# [Your objective]
Show all lines holding "fund".

# [Records to use]
** BEGIN **
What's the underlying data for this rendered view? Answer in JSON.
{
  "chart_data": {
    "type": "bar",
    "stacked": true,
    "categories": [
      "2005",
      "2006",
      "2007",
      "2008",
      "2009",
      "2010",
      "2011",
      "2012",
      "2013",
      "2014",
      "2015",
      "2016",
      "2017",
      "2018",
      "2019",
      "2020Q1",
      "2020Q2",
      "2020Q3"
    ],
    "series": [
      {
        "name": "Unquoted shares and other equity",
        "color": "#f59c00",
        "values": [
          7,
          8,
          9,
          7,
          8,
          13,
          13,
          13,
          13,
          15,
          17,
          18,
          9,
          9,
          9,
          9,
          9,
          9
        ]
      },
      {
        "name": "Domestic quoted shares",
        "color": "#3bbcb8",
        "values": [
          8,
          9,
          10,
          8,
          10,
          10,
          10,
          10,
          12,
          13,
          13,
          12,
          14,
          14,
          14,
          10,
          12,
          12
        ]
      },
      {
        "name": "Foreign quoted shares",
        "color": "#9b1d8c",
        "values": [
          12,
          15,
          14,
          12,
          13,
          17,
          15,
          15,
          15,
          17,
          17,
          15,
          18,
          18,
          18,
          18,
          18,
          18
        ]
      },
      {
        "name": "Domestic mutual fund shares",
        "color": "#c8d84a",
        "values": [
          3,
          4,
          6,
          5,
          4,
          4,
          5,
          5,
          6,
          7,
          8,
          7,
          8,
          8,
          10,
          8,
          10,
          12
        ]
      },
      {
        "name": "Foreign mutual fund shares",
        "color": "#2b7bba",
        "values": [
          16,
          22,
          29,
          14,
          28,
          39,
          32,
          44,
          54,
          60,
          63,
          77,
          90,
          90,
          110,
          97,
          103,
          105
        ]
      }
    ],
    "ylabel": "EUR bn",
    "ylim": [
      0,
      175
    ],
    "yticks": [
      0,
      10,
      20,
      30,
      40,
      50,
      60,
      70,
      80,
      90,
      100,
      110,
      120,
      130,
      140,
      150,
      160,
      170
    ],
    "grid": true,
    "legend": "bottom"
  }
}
** END **
# [Answer for the task]
        "name": "Domestic mutual fund shares",
        "name": "Foreign mutual fund shares",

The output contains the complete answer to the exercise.